BRIEF ▸
Would you output the lines from the one with "Read out every word on this page." through the last line of the material below, exactly, but without pictures?

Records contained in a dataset

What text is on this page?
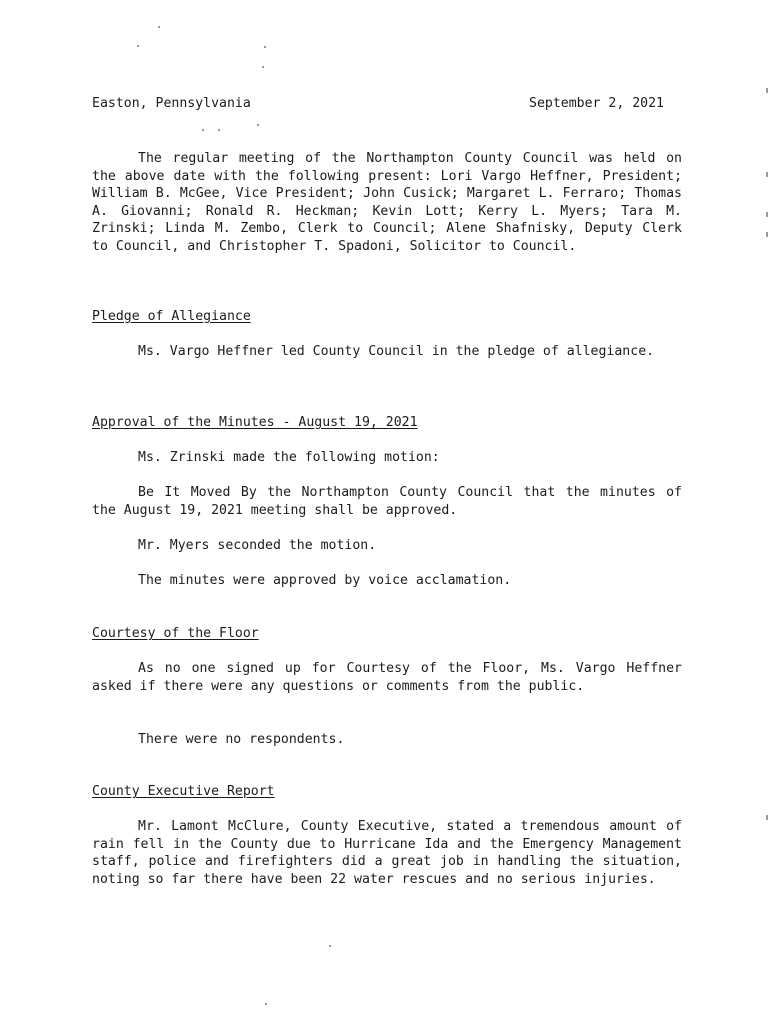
Easton, Pennsylvania	September 2, 2021

The regular meeting of the Northampton County Council was held on the above date with the following present: Lori Vargo Heffner, President; William B. McGee, Vice President; John Cusick; Margaret L. Ferraro; Thomas A. Giovanni; Ronald R. Heckman; Kevin Lott; Kerry L. Myers; Tara M. Zrinski; Linda M. Zembo, Clerk to Council; Alene Shafnisky, Deputy Clerk to Council, and Christopher T. Spadoni, Solicitor to Council.

Pledge of Allegiance

Ms. Vargo Heffner led County Council in the pledge of allegiance.

Approval of the Minutes - August 19, 2021

Ms. Zrinski made the following motion:

Be It Moved By the Northampton County Council that the minutes of the August 19, 2021 meeting shall be approved.

Mr. Myers seconded the motion.

The minutes were approved by voice acclamation.

Courtesy of the Floor

As no one signed up for Courtesy of the Floor, Ms. Vargo Heffner asked if there were any questions or comments from the public.

There were no respondents.

County Executive Report

Mr. Lamont McClure, County Executive, stated a tremendous amount of rain fell in the County due to Hurricane Ida and the Emergency Management staff, police and firefighters did a great job in handling the situation, noting so far there have been 22 water rescues and no serious injuries.
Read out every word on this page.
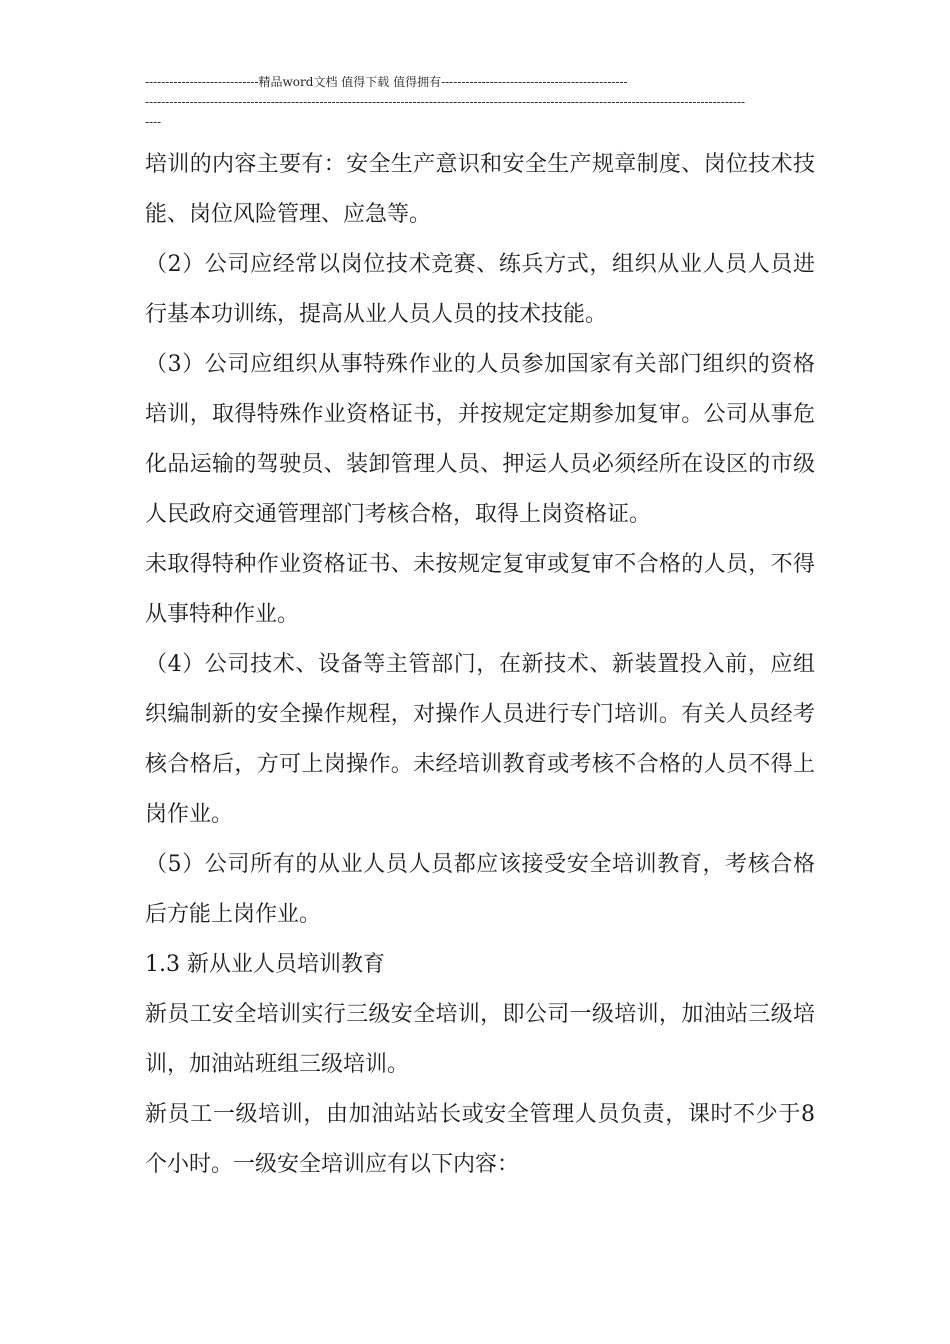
----------------------------精品word文档 值得下载 值得拥有----------------------------------------------
----------------------------------------------------------------------------------------------------------------------------------------------------
----

培训的内容主要有：安全生产意识和安全生产规章制度、岗位技术技能、岗位风险管理、应急等。

（2）公司应经常以岗位技术竞赛、练兵方式，组织从业人员人员进行基本功训练，提高从业人员人员的技术技能。

（3）公司应组织从事特殊作业的人员参加国家有关部门组织的资格培训，取得特殊作业资格证书，并按规定定期参加复审。公司从事危化品运输的驾驶员、装卸管理人员、押运人员必须经所在设区的市级人民政府交通管理部门考核合格，取得上岗资格证。

未取得特种作业资格证书、未按规定复审或复审不合格的人员，不得从事特种作业。

（4）公司技术、设备等主管部门，在新技术、新装置投入前，应组织编制新的安全操作规程，对操作人员进行专门培训。有关人员经考核合格后，方可上岗操作。未经培训教育或考核不合格的人员不得上岗作业。

（5）公司所有的从业人员人员都应该接受安全培训教育，考核合格后方能上岗作业。

1.3 新从业人员培训教育

新员工安全培训实行三级安全培训，即公司一级培训，加油站三级培训，加油站班组三级培训。

新员工一级培训，由加油站站长或安全管理人员负责，课时不少于8个小时。一级安全培训应有以下内容：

WRITTEN ANSWER ▸
Read out every word on this page.
----------------------------精品word文档 值得下载 值得拥有----------------------------------------------
----------------------------------------------------------------------------------------------------------------------------------------------------
----

培训的内容主要有：安全生产意识和安全生产规章制度、岗位技术技能、岗位风险管理、应急等。

（2）公司应经常以岗位技术竞赛、练兵方式，组织从业人员人员进行基本功训练，提高从业人员人员的技术技能。

（3）公司应组织从事特殊作业的人员参加国家有关部门组织的资格培训，取得特殊作业资格证书，并按规定定期参加复审。公司从事危化品运输的驾驶员、装卸管理人员、押运人员必须经所在设区的市级人民政府交通管理部门考核合格，取得上岗资格证。

未取得特种作业资格证书、未按规定复审或复审不合格的人员，不得从事特种作业。

（4）公司技术、设备等主管部门，在新技术、新装置投入前，应组织编制新的安全操作规程，对操作人员进行专门培训。有关人员经考核合格后，方可上岗操作。未经培训教育或考核不合格的人员不得上岗作业。

（5）公司所有的从业人员人员都应该接受安全培训教育，考核合格后方能上岗作业。

1.3 新从业人员培训教育

新员工安全培训实行三级安全培训，即公司一级培训，加油站三级培训，加油站班组三级培训。

新员工一级培训，由加油站站长或安全管理人员负责，课时不少于8个小时。一级安全培训应有以下内容：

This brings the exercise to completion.